● Dataset entries
<<<<

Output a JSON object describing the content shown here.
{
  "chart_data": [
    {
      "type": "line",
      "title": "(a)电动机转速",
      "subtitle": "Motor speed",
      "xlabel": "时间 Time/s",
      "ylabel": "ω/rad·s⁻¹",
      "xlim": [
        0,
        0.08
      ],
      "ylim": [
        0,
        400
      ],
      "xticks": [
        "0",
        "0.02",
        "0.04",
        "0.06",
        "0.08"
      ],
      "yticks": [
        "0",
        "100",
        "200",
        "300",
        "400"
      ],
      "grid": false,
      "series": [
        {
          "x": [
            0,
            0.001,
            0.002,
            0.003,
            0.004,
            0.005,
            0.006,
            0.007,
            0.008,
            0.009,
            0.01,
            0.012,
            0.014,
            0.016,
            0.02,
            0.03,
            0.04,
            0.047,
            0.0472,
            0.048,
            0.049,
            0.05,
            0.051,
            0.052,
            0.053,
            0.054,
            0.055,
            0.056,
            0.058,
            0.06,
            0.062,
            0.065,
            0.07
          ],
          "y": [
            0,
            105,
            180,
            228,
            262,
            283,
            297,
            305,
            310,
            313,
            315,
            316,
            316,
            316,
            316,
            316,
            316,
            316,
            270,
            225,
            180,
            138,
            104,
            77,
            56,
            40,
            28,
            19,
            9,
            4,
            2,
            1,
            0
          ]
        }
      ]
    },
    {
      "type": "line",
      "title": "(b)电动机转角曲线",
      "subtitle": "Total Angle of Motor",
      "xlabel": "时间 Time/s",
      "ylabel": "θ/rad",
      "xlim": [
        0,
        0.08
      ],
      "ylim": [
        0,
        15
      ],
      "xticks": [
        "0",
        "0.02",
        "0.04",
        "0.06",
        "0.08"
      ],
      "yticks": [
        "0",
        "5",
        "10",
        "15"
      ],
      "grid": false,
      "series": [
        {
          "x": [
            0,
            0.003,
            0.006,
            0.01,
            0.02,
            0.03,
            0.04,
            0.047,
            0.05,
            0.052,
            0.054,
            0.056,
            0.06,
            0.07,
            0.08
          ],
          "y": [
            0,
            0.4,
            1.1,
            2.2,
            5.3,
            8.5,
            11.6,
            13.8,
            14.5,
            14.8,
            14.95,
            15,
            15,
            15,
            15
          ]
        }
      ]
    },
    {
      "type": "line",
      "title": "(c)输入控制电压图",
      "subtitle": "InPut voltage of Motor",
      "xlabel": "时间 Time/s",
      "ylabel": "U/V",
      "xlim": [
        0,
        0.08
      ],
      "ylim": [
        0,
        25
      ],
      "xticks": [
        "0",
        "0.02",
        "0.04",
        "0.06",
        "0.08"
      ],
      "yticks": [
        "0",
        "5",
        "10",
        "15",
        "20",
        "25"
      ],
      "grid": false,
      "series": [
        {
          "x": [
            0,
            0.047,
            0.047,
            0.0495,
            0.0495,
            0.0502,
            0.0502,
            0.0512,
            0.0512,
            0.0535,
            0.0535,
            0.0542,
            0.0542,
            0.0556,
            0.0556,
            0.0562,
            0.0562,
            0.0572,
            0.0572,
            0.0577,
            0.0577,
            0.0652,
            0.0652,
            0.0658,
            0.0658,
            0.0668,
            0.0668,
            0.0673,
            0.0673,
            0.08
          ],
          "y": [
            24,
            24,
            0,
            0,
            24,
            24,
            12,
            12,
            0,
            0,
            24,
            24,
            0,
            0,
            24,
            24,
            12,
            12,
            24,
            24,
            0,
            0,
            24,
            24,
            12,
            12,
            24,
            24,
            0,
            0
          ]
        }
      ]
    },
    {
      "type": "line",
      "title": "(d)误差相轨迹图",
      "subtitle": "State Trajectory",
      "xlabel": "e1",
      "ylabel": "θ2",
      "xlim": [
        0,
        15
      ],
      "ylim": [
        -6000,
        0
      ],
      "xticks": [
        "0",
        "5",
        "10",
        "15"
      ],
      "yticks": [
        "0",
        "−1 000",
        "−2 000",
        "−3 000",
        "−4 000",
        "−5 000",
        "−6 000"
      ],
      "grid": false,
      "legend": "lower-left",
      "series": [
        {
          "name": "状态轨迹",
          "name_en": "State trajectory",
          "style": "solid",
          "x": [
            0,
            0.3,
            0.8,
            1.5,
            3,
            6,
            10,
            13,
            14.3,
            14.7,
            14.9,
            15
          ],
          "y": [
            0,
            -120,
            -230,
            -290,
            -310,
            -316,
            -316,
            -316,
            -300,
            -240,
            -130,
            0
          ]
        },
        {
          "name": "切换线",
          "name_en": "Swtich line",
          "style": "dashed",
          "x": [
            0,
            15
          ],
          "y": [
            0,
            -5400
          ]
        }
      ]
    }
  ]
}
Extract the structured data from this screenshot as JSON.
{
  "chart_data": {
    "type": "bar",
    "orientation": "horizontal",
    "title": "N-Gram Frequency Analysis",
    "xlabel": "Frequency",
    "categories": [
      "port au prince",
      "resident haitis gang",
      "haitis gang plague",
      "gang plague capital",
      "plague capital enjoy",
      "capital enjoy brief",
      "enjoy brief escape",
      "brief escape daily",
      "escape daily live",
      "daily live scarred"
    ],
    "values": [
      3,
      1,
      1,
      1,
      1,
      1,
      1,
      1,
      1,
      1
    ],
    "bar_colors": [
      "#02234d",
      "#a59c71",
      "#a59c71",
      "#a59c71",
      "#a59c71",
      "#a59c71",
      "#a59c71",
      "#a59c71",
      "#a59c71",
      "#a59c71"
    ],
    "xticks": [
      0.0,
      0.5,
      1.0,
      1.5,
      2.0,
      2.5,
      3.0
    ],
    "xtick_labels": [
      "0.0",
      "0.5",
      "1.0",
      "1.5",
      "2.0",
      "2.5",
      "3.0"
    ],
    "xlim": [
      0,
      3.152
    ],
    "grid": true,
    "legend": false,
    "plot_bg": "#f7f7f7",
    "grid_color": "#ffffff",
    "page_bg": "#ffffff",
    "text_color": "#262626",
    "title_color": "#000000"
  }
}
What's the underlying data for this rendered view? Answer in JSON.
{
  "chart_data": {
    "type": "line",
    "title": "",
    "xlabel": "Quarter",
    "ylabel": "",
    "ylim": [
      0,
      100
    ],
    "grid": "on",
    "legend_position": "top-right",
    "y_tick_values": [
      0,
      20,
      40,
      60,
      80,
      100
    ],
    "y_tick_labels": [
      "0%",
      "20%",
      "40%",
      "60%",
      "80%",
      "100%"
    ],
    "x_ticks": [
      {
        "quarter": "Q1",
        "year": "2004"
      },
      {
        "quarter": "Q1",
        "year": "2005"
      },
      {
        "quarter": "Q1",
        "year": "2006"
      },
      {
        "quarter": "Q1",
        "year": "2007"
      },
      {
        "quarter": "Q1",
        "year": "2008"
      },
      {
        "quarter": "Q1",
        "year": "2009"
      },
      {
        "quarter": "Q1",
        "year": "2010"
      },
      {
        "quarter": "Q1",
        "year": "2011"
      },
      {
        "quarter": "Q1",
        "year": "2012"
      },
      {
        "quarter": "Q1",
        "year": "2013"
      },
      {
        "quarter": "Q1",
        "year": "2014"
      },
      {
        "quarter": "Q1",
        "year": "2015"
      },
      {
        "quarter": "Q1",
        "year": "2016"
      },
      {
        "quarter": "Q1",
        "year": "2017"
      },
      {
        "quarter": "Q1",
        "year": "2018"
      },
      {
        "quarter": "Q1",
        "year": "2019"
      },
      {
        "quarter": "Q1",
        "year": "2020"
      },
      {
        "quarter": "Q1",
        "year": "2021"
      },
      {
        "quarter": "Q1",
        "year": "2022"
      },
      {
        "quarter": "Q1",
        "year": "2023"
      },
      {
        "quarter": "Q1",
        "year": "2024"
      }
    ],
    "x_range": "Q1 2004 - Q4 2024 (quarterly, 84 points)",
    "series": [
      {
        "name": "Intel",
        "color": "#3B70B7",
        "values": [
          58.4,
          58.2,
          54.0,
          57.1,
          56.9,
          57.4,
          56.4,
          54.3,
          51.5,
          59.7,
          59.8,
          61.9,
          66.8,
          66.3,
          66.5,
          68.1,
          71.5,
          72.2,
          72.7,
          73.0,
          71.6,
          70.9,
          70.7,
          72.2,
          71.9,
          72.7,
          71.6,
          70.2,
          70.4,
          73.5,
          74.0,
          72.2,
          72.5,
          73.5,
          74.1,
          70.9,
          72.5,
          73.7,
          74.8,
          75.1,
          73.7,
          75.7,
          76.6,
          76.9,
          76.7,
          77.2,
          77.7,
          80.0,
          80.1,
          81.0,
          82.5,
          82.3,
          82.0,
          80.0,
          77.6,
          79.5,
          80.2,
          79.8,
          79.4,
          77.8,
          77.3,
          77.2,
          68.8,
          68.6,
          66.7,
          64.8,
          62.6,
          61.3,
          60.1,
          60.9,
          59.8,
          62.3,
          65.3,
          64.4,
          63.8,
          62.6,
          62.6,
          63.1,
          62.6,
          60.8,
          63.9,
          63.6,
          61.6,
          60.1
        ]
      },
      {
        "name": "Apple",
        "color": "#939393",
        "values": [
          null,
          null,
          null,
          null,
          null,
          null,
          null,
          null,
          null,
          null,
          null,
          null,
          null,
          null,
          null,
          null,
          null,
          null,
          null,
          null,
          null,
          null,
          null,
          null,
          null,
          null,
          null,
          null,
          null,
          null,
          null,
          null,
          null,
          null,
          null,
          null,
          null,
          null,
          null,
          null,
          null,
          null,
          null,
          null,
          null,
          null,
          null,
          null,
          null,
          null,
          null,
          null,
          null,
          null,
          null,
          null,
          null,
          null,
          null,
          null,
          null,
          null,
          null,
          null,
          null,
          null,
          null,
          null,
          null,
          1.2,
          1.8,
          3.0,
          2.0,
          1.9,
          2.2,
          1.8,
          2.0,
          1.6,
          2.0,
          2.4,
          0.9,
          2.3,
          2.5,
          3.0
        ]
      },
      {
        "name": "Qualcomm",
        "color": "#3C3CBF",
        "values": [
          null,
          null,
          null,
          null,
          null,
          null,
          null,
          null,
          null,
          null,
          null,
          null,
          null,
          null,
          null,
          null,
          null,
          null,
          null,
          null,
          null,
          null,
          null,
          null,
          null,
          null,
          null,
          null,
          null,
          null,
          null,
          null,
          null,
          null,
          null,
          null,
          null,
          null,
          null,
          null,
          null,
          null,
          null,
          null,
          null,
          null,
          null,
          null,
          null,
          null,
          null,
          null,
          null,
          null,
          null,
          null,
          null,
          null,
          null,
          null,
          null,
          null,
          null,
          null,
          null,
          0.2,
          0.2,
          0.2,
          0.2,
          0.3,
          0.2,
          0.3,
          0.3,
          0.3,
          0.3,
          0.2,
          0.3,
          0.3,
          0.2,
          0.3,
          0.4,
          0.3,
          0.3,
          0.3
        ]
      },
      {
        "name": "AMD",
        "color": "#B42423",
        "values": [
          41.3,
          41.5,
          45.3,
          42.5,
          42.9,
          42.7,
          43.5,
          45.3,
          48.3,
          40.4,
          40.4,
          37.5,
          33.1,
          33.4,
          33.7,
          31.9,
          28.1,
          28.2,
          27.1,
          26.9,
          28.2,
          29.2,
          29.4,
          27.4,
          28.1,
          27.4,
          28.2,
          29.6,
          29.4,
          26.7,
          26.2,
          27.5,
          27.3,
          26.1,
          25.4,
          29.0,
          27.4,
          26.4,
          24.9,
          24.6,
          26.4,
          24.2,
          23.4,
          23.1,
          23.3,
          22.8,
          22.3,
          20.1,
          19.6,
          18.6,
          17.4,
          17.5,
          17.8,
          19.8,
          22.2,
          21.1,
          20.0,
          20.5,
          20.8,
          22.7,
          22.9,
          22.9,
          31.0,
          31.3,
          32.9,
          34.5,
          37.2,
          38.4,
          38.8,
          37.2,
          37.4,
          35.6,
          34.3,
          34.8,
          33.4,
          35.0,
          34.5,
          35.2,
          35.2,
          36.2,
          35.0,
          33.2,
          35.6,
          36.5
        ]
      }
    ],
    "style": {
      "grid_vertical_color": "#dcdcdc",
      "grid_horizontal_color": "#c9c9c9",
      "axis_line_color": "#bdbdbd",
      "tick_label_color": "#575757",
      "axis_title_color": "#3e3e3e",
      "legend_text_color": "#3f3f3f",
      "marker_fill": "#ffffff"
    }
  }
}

>>>>

● Instructions for the task
Work through the data and report how many of its lines hold the word "State", giving only the figure.

● Answer for this exercise
2